** Begin Working data **

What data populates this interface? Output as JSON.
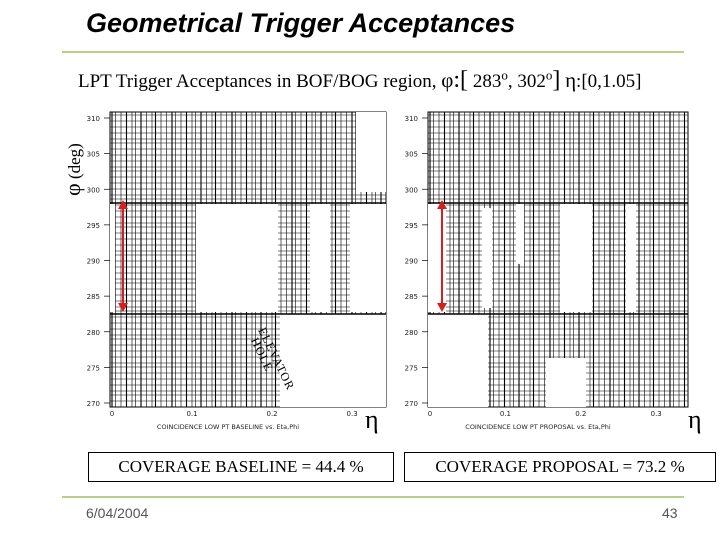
{
  "slide": {
    "title": "Geometrical Trigger Acceptances",
    "subtitle": {
      "text": "LPT Trigger Acceptances in BOF/BOG region,",
      "phi_symbol": "φ",
      "phi_open": ":[",
      "phi_min": "283",
      "phi_sep": ", 302",
      "deg": "o",
      "phi_close": "]",
      "eta_symbol": "η",
      "eta_range": ":[0,1.05]"
    },
    "y_axis_label": {
      "symbol": "φ",
      "unit": "(deg)"
    },
    "left_plot": {
      "y_ticks": [
        "310",
        "305",
        "300",
        "295",
        "290",
        "285",
        "280",
        "275",
        "270"
      ],
      "x_ticks": [
        "0",
        "0.1",
        "0.2",
        "0.3"
      ],
      "x_caption": "COINCIDENCE LOW PT BASELINE vs. Eta,Phi",
      "eta_label": "η",
      "elevator_label_1": "ELEVATOR",
      "elevator_label_2": "HOLE",
      "coverage": "COVERAGE BASELINE = 44.4 %"
    },
    "right_plot": {
      "y_ticks": [
        "310",
        "305",
        "300",
        "295",
        "290",
        "285",
        "280",
        "275",
        "270"
      ],
      "x_ticks": [
        "0",
        "0.1",
        "0.2",
        "0.3"
      ],
      "x_caption": "COINCIDENCE LOW PT PROPOSAL vs. Eta,Phi",
      "eta_label": "η",
      "coverage": "COVERAGE PROPOSAL = 73.2 %"
    },
    "footer": {
      "date": "6/04/2004",
      "page": "43"
    },
    "colors": {
      "accent_rule": "#b8d08a",
      "arrow": "#d62020"
    }
  }
}
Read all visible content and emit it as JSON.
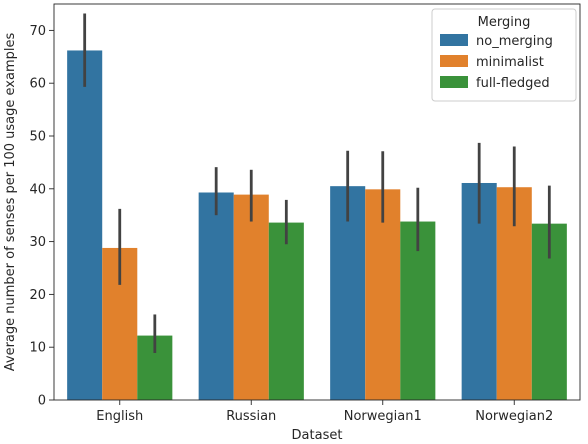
{
  "chart_data": {
    "type": "bar",
    "xlabel": "Dataset",
    "ylabel": "Average number of senses per 100 usage examples",
    "categories": [
      "English",
      "Russian",
      "Norwegian1",
      "Norwegian2"
    ],
    "ylim": [
      0,
      75
    ],
    "yticks": [
      0,
      10,
      20,
      30,
      40,
      50,
      60,
      70
    ],
    "grid": false,
    "legend": {
      "title": "Merging",
      "placement": "top-right"
    },
    "series": [
      {
        "name": "no_merging",
        "color": "#3274a1",
        "values": [
          66.2,
          39.3,
          40.5,
          41.1
        ],
        "ci_low": [
          59.3,
          35.0,
          33.8,
          33.4
        ],
        "ci_high": [
          73.2,
          44.1,
          47.2,
          48.7
        ]
      },
      {
        "name": "minimalist",
        "color": "#e1812c",
        "values": [
          28.8,
          38.9,
          39.9,
          40.3
        ],
        "ci_low": [
          21.8,
          33.8,
          33.6,
          32.9
        ],
        "ci_high": [
          36.2,
          43.6,
          47.1,
          48.0
        ]
      },
      {
        "name": "full-fledged",
        "color": "#3a923a",
        "values": [
          12.2,
          33.6,
          33.8,
          33.4
        ],
        "ci_low": [
          8.9,
          29.5,
          28.2,
          26.8
        ],
        "ci_high": [
          16.2,
          37.9,
          40.2,
          40.6
        ]
      }
    ],
    "errorbar_color": "#424242"
  }
}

** End Working data **

Select every line of the material above holding the word "COINCIDENCE" and copy it.

      "x_caption": "COINCIDENCE LOW PT BASELINE vs. Eta,Phi",
      "x_caption": "COINCIDENCE LOW PT PROPOSAL vs. Eta,Phi",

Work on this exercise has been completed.